• **Records shown**

## START

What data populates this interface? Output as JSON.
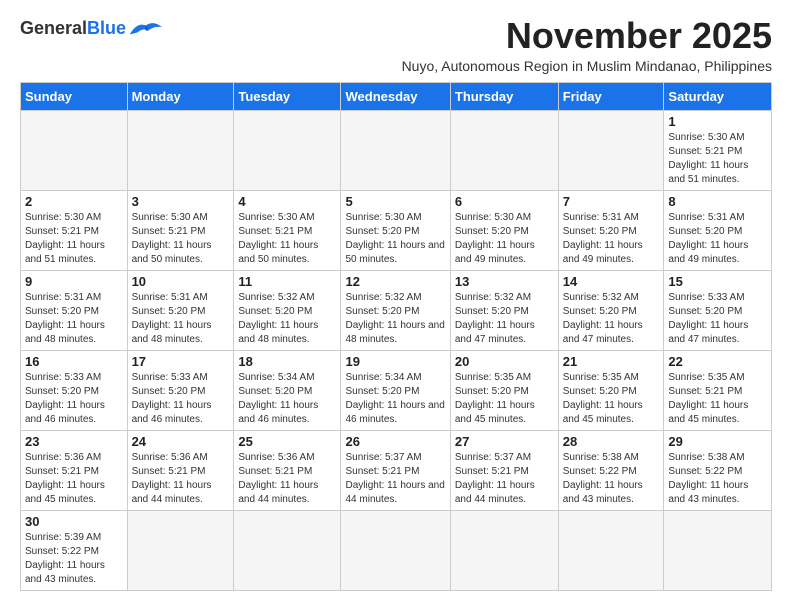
{
  "header": {
    "logo_general": "General",
    "logo_blue": "Blue",
    "month_title": "November 2025",
    "subtitle": "Nuyo, Autonomous Region in Muslim Mindanao, Philippines"
  },
  "weekdays": [
    "Sunday",
    "Monday",
    "Tuesday",
    "Wednesday",
    "Thursday",
    "Friday",
    "Saturday"
  ],
  "weeks": [
    [
      {
        "day": "",
        "info": ""
      },
      {
        "day": "",
        "info": ""
      },
      {
        "day": "",
        "info": ""
      },
      {
        "day": "",
        "info": ""
      },
      {
        "day": "",
        "info": ""
      },
      {
        "day": "",
        "info": ""
      },
      {
        "day": "1",
        "info": "Sunrise: 5:30 AM\nSunset: 5:21 PM\nDaylight: 11 hours\nand 51 minutes."
      }
    ],
    [
      {
        "day": "2",
        "info": "Sunrise: 5:30 AM\nSunset: 5:21 PM\nDaylight: 11 hours\nand 51 minutes."
      },
      {
        "day": "3",
        "info": "Sunrise: 5:30 AM\nSunset: 5:21 PM\nDaylight: 11 hours\nand 50 minutes."
      },
      {
        "day": "4",
        "info": "Sunrise: 5:30 AM\nSunset: 5:21 PM\nDaylight: 11 hours\nand 50 minutes."
      },
      {
        "day": "5",
        "info": "Sunrise: 5:30 AM\nSunset: 5:20 PM\nDaylight: 11 hours\nand 50 minutes."
      },
      {
        "day": "6",
        "info": "Sunrise: 5:30 AM\nSunset: 5:20 PM\nDaylight: 11 hours\nand 49 minutes."
      },
      {
        "day": "7",
        "info": "Sunrise: 5:31 AM\nSunset: 5:20 PM\nDaylight: 11 hours\nand 49 minutes."
      },
      {
        "day": "8",
        "info": "Sunrise: 5:31 AM\nSunset: 5:20 PM\nDaylight: 11 hours\nand 49 minutes."
      }
    ],
    [
      {
        "day": "9",
        "info": "Sunrise: 5:31 AM\nSunset: 5:20 PM\nDaylight: 11 hours\nand 48 minutes."
      },
      {
        "day": "10",
        "info": "Sunrise: 5:31 AM\nSunset: 5:20 PM\nDaylight: 11 hours\nand 48 minutes."
      },
      {
        "day": "11",
        "info": "Sunrise: 5:32 AM\nSunset: 5:20 PM\nDaylight: 11 hours\nand 48 minutes."
      },
      {
        "day": "12",
        "info": "Sunrise: 5:32 AM\nSunset: 5:20 PM\nDaylight: 11 hours\nand 48 minutes."
      },
      {
        "day": "13",
        "info": "Sunrise: 5:32 AM\nSunset: 5:20 PM\nDaylight: 11 hours\nand 47 minutes."
      },
      {
        "day": "14",
        "info": "Sunrise: 5:32 AM\nSunset: 5:20 PM\nDaylight: 11 hours\nand 47 minutes."
      },
      {
        "day": "15",
        "info": "Sunrise: 5:33 AM\nSunset: 5:20 PM\nDaylight: 11 hours\nand 47 minutes."
      }
    ],
    [
      {
        "day": "16",
        "info": "Sunrise: 5:33 AM\nSunset: 5:20 PM\nDaylight: 11 hours\nand 46 minutes."
      },
      {
        "day": "17",
        "info": "Sunrise: 5:33 AM\nSunset: 5:20 PM\nDaylight: 11 hours\nand 46 minutes."
      },
      {
        "day": "18",
        "info": "Sunrise: 5:34 AM\nSunset: 5:20 PM\nDaylight: 11 hours\nand 46 minutes."
      },
      {
        "day": "19",
        "info": "Sunrise: 5:34 AM\nSunset: 5:20 PM\nDaylight: 11 hours\nand 46 minutes."
      },
      {
        "day": "20",
        "info": "Sunrise: 5:35 AM\nSunset: 5:20 PM\nDaylight: 11 hours\nand 45 minutes."
      },
      {
        "day": "21",
        "info": "Sunrise: 5:35 AM\nSunset: 5:20 PM\nDaylight: 11 hours\nand 45 minutes."
      },
      {
        "day": "22",
        "info": "Sunrise: 5:35 AM\nSunset: 5:21 PM\nDaylight: 11 hours\nand 45 minutes."
      }
    ],
    [
      {
        "day": "23",
        "info": "Sunrise: 5:36 AM\nSunset: 5:21 PM\nDaylight: 11 hours\nand 45 minutes."
      },
      {
        "day": "24",
        "info": "Sunrise: 5:36 AM\nSunset: 5:21 PM\nDaylight: 11 hours\nand 44 minutes."
      },
      {
        "day": "25",
        "info": "Sunrise: 5:36 AM\nSunset: 5:21 PM\nDaylight: 11 hours\nand 44 minutes."
      },
      {
        "day": "26",
        "info": "Sunrise: 5:37 AM\nSunset: 5:21 PM\nDaylight: 11 hours\nand 44 minutes."
      },
      {
        "day": "27",
        "info": "Sunrise: 5:37 AM\nSunset: 5:21 PM\nDaylight: 11 hours\nand 44 minutes."
      },
      {
        "day": "28",
        "info": "Sunrise: 5:38 AM\nSunset: 5:22 PM\nDaylight: 11 hours\nand 43 minutes."
      },
      {
        "day": "29",
        "info": "Sunrise: 5:38 AM\nSunset: 5:22 PM\nDaylight: 11 hours\nand 43 minutes."
      }
    ],
    [
      {
        "day": "30",
        "info": "Sunrise: 5:39 AM\nSunset: 5:22 PM\nDaylight: 11 hours\nand 43 minutes."
      },
      {
        "day": "",
        "info": ""
      },
      {
        "day": "",
        "info": ""
      },
      {
        "day": "",
        "info": ""
      },
      {
        "day": "",
        "info": ""
      },
      {
        "day": "",
        "info": ""
      },
      {
        "day": "",
        "info": ""
      }
    ]
  ]
}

## END

• **Directions for this task**
Will you set down the records word for word while leaving out every picture?

• **Final result**
What data populates this interface? Output as JSON.
{
  "header": {
    "logo_general": "General",
    "logo_blue": "Blue",
    "month_title": "November 2025",
    "subtitle": "Nuyo, Autonomous Region in Muslim Mindanao, Philippines"
  },
  "weekdays": [
    "Sunday",
    "Monday",
    "Tuesday",
    "Wednesday",
    "Thursday",
    "Friday",
    "Saturday"
  ],
  "weeks": [
    [
      {
        "day": "",
        "info": ""
      },
      {
        "day": "",
        "info": ""
      },
      {
        "day": "",
        "info": ""
      },
      {
        "day": "",
        "info": ""
      },
      {
        "day": "",
        "info": ""
      },
      {
        "day": "",
        "info": ""
      },
      {
        "day": "1",
        "info": "Sunrise: 5:30 AM\nSunset: 5:21 PM\nDaylight: 11 hours\nand 51 minutes."
      }
    ],
    [
      {
        "day": "2",
        "info": "Sunrise: 5:30 AM\nSunset: 5:21 PM\nDaylight: 11 hours\nand 51 minutes."
      },
      {
        "day": "3",
        "info": "Sunrise: 5:30 AM\nSunset: 5:21 PM\nDaylight: 11 hours\nand 50 minutes."
      },
      {
        "day": "4",
        "info": "Sunrise: 5:30 AM\nSunset: 5:21 PM\nDaylight: 11 hours\nand 50 minutes."
      },
      {
        "day": "5",
        "info": "Sunrise: 5:30 AM\nSunset: 5:20 PM\nDaylight: 11 hours\nand 50 minutes."
      },
      {
        "day": "6",
        "info": "Sunrise: 5:30 AM\nSunset: 5:20 PM\nDaylight: 11 hours\nand 49 minutes."
      },
      {
        "day": "7",
        "info": "Sunrise: 5:31 AM\nSunset: 5:20 PM\nDaylight: 11 hours\nand 49 minutes."
      },
      {
        "day": "8",
        "info": "Sunrise: 5:31 AM\nSunset: 5:20 PM\nDaylight: 11 hours\nand 49 minutes."
      }
    ],
    [
      {
        "day": "9",
        "info": "Sunrise: 5:31 AM\nSunset: 5:20 PM\nDaylight: 11 hours\nand 48 minutes."
      },
      {
        "day": "10",
        "info": "Sunrise: 5:31 AM\nSunset: 5:20 PM\nDaylight: 11 hours\nand 48 minutes."
      },
      {
        "day": "11",
        "info": "Sunrise: 5:32 AM\nSunset: 5:20 PM\nDaylight: 11 hours\nand 48 minutes."
      },
      {
        "day": "12",
        "info": "Sunrise: 5:32 AM\nSunset: 5:20 PM\nDaylight: 11 hours\nand 48 minutes."
      },
      {
        "day": "13",
        "info": "Sunrise: 5:32 AM\nSunset: 5:20 PM\nDaylight: 11 hours\nand 47 minutes."
      },
      {
        "day": "14",
        "info": "Sunrise: 5:32 AM\nSunset: 5:20 PM\nDaylight: 11 hours\nand 47 minutes."
      },
      {
        "day": "15",
        "info": "Sunrise: 5:33 AM\nSunset: 5:20 PM\nDaylight: 11 hours\nand 47 minutes."
      }
    ],
    [
      {
        "day": "16",
        "info": "Sunrise: 5:33 AM\nSunset: 5:20 PM\nDaylight: 11 hours\nand 46 minutes."
      },
      {
        "day": "17",
        "info": "Sunrise: 5:33 AM\nSunset: 5:20 PM\nDaylight: 11 hours\nand 46 minutes."
      },
      {
        "day": "18",
        "info": "Sunrise: 5:34 AM\nSunset: 5:20 PM\nDaylight: 11 hours\nand 46 minutes."
      },
      {
        "day": "19",
        "info": "Sunrise: 5:34 AM\nSunset: 5:20 PM\nDaylight: 11 hours\nand 46 minutes."
      },
      {
        "day": "20",
        "info": "Sunrise: 5:35 AM\nSunset: 5:20 PM\nDaylight: 11 hours\nand 45 minutes."
      },
      {
        "day": "21",
        "info": "Sunrise: 5:35 AM\nSunset: 5:20 PM\nDaylight: 11 hours\nand 45 minutes."
      },
      {
        "day": "22",
        "info": "Sunrise: 5:35 AM\nSunset: 5:21 PM\nDaylight: 11 hours\nand 45 minutes."
      }
    ],
    [
      {
        "day": "23",
        "info": "Sunrise: 5:36 AM\nSunset: 5:21 PM\nDaylight: 11 hours\nand 45 minutes."
      },
      {
        "day": "24",
        "info": "Sunrise: 5:36 AM\nSunset: 5:21 PM\nDaylight: 11 hours\nand 44 minutes."
      },
      {
        "day": "25",
        "info": "Sunrise: 5:36 AM\nSunset: 5:21 PM\nDaylight: 11 hours\nand 44 minutes."
      },
      {
        "day": "26",
        "info": "Sunrise: 5:37 AM\nSunset: 5:21 PM\nDaylight: 11 hours\nand 44 minutes."
      },
      {
        "day": "27",
        "info": "Sunrise: 5:37 AM\nSunset: 5:21 PM\nDaylight: 11 hours\nand 44 minutes."
      },
      {
        "day": "28",
        "info": "Sunrise: 5:38 AM\nSunset: 5:22 PM\nDaylight: 11 hours\nand 43 minutes."
      },
      {
        "day": "29",
        "info": "Sunrise: 5:38 AM\nSunset: 5:22 PM\nDaylight: 11 hours\nand 43 minutes."
      }
    ],
    [
      {
        "day": "30",
        "info": "Sunrise: 5:39 AM\nSunset: 5:22 PM\nDaylight: 11 hours\nand 43 minutes."
      },
      {
        "day": "",
        "info": ""
      },
      {
        "day": "",
        "info": ""
      },
      {
        "day": "",
        "info": ""
      },
      {
        "day": "",
        "info": ""
      },
      {
        "day": "",
        "info": ""
      },
      {
        "day": "",
        "info": ""
      }
    ]
  ]
}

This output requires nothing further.